PROVIDED RECORDS:
-=-=-=-=-

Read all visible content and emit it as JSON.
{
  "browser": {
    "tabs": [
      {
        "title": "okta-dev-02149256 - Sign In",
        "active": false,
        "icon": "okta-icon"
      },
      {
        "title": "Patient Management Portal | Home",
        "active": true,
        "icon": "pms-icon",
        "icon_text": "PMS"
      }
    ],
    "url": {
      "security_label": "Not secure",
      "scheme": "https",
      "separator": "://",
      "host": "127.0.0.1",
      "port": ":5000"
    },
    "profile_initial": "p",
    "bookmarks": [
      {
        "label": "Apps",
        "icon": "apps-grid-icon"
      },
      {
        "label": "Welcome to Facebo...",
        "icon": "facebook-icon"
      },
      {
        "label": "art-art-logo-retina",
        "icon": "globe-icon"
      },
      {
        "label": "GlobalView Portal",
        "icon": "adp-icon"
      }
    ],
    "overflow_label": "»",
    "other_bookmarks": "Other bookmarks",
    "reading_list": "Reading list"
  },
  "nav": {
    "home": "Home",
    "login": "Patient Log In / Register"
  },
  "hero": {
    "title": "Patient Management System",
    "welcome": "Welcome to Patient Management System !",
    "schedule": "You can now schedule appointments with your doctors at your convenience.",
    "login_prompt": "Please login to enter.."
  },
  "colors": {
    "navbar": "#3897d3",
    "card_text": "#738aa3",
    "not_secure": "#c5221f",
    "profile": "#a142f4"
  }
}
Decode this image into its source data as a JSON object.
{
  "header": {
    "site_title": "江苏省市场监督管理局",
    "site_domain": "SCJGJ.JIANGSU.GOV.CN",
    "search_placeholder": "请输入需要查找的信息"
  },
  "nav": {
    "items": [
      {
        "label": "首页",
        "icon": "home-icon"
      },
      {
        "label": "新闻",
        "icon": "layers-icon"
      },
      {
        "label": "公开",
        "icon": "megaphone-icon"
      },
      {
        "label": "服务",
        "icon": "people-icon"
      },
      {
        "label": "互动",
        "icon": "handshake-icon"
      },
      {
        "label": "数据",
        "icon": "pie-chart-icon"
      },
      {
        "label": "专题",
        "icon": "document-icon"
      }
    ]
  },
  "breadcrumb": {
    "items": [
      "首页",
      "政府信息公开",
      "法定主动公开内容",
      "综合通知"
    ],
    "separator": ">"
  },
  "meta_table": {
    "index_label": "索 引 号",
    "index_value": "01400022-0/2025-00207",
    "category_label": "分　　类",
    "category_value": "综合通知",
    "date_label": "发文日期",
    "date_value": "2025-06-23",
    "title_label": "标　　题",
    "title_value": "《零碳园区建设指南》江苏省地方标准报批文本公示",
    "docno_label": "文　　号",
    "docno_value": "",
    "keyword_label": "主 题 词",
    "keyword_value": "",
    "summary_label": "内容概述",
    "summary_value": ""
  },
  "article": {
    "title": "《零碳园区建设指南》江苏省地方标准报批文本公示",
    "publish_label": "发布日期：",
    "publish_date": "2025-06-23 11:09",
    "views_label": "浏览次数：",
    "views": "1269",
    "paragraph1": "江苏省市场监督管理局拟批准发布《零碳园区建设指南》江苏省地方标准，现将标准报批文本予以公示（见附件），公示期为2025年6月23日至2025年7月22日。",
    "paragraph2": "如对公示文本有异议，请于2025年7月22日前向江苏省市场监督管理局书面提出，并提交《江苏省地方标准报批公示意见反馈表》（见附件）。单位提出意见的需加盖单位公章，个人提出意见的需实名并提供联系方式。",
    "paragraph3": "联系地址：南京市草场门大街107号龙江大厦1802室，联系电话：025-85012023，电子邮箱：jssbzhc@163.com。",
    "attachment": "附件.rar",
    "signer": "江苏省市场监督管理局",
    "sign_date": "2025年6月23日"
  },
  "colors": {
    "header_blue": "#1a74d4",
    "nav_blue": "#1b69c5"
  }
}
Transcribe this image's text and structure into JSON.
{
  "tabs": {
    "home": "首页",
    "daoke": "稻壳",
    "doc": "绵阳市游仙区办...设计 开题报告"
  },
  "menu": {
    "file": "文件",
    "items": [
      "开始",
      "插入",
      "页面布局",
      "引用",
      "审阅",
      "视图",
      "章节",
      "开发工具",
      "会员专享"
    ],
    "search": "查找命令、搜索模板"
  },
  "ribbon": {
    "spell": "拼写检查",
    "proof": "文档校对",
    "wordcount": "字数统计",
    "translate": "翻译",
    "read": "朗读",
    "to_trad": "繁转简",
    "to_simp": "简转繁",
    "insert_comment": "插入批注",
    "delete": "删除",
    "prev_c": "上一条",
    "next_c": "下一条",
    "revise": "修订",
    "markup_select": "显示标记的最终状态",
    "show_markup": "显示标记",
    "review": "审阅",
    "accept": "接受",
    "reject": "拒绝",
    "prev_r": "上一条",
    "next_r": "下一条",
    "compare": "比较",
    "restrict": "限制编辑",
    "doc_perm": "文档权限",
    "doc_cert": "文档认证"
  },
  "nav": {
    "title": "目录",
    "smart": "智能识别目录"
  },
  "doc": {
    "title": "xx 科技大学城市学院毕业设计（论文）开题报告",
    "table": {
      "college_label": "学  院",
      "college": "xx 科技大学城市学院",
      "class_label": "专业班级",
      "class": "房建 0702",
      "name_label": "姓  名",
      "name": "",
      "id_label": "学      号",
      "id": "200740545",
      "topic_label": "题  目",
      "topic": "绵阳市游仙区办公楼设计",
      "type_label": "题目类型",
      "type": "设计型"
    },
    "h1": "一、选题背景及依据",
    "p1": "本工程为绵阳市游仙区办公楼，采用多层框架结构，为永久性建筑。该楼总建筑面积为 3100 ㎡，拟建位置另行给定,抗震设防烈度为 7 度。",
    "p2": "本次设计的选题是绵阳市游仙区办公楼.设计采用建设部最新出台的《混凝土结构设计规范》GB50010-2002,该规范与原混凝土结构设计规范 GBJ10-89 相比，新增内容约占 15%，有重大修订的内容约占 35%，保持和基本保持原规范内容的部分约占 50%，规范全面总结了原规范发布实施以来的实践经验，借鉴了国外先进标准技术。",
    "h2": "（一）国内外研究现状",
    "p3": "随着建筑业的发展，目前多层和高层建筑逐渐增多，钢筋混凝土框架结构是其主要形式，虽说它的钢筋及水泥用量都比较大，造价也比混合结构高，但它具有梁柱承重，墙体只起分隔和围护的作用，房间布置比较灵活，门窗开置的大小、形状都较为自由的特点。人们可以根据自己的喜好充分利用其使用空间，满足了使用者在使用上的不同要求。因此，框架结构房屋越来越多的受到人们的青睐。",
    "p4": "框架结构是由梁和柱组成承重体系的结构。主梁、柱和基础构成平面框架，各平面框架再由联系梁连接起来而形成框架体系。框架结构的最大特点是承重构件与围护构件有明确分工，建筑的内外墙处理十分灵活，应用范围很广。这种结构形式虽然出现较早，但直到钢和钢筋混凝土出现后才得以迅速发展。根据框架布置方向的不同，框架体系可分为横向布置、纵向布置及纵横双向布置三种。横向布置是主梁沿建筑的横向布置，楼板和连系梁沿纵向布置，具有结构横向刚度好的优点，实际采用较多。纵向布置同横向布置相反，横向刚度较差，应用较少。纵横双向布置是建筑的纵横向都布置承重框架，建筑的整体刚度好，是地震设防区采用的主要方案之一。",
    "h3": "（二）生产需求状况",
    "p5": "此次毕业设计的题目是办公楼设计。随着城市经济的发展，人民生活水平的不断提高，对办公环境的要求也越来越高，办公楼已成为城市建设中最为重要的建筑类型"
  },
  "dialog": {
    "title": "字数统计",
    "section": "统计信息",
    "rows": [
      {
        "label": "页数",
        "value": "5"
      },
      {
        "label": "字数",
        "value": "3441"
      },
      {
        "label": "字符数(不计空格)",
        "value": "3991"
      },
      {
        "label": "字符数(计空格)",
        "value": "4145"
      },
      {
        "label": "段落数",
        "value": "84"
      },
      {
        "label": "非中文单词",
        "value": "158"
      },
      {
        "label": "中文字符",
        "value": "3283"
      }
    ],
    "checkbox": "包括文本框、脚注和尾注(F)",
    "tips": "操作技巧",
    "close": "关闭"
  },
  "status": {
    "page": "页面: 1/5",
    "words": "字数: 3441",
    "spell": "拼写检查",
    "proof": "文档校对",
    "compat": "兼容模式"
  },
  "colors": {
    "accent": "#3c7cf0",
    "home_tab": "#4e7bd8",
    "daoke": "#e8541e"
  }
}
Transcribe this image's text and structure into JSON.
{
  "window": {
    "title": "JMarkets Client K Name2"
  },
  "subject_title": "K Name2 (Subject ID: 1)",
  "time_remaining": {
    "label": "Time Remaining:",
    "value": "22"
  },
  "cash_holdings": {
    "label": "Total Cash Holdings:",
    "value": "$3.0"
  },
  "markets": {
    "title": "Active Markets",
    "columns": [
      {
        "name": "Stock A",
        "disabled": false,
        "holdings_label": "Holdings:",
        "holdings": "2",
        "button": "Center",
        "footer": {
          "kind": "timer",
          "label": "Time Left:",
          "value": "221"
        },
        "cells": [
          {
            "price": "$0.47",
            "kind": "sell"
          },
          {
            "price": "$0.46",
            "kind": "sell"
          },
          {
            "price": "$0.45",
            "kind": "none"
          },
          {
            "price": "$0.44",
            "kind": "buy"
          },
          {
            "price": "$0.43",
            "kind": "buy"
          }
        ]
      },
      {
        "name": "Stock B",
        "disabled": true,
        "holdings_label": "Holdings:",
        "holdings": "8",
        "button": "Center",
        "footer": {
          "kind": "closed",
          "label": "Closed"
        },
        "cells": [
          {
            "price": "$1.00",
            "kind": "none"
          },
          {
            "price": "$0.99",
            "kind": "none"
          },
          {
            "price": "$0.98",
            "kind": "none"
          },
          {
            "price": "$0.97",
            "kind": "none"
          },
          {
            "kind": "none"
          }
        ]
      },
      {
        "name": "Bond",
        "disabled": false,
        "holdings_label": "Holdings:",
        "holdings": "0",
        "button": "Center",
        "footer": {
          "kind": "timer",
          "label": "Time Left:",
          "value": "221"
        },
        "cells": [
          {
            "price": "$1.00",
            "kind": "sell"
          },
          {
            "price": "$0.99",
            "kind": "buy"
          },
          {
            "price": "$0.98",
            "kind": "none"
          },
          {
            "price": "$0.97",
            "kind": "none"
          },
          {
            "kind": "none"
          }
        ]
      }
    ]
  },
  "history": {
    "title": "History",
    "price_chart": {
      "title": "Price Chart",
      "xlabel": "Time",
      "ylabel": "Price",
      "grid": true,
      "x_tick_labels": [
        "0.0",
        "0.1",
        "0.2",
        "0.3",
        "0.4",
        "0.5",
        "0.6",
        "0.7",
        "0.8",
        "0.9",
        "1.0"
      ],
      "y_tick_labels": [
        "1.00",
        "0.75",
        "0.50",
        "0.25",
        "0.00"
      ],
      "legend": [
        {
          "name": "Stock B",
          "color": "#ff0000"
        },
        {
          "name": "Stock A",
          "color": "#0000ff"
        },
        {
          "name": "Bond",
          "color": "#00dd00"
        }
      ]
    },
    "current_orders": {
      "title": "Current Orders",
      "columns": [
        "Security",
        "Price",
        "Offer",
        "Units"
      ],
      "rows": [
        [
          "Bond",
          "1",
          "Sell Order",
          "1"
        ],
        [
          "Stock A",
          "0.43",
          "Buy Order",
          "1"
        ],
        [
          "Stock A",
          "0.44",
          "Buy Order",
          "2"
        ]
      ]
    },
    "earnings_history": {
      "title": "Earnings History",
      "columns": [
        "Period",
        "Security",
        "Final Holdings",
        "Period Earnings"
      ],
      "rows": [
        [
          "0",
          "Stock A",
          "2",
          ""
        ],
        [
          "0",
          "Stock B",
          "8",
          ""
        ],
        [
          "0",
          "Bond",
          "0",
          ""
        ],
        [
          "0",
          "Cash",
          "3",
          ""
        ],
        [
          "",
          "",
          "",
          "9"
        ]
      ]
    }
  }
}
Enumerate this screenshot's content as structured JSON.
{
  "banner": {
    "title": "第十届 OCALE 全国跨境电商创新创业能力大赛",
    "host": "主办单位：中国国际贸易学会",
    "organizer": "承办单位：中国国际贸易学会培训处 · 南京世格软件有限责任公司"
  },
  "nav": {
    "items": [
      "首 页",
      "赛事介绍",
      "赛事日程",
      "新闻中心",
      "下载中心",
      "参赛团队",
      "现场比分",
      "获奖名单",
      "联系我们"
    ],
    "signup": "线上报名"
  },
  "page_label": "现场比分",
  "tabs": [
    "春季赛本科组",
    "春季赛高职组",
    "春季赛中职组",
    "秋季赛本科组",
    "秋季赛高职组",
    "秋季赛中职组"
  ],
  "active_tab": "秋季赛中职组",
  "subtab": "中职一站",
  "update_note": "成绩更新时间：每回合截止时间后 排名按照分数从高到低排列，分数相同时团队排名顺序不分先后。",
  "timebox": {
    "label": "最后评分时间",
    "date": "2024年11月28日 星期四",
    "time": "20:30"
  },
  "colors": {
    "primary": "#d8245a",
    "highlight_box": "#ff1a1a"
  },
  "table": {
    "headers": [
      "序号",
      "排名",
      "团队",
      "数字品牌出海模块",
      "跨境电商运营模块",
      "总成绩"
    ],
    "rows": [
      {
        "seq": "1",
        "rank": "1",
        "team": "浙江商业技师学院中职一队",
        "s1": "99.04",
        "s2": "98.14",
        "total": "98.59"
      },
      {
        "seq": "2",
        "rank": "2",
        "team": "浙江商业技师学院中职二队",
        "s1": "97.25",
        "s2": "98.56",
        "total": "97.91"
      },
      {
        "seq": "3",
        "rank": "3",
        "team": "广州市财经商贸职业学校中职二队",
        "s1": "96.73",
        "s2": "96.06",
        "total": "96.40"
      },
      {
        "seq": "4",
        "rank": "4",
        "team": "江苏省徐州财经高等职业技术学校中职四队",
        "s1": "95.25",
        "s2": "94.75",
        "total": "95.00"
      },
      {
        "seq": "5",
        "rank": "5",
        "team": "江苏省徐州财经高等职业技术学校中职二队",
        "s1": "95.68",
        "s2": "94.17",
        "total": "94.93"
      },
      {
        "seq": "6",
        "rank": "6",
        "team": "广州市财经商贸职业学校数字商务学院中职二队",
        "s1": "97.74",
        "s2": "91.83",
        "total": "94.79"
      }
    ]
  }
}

-=-=-=-=-

WHAT THE EXERCISE ASKS:
Show each line in the entries that holds the string "江苏省地方标准报批文本公示".

TASK ANSWER:
    "title_value": "《零碳园区建设指南》江苏省地方标准报批文本公示",
    "title": "《零碳园区建设指南》江苏省地方标准报批文本公示",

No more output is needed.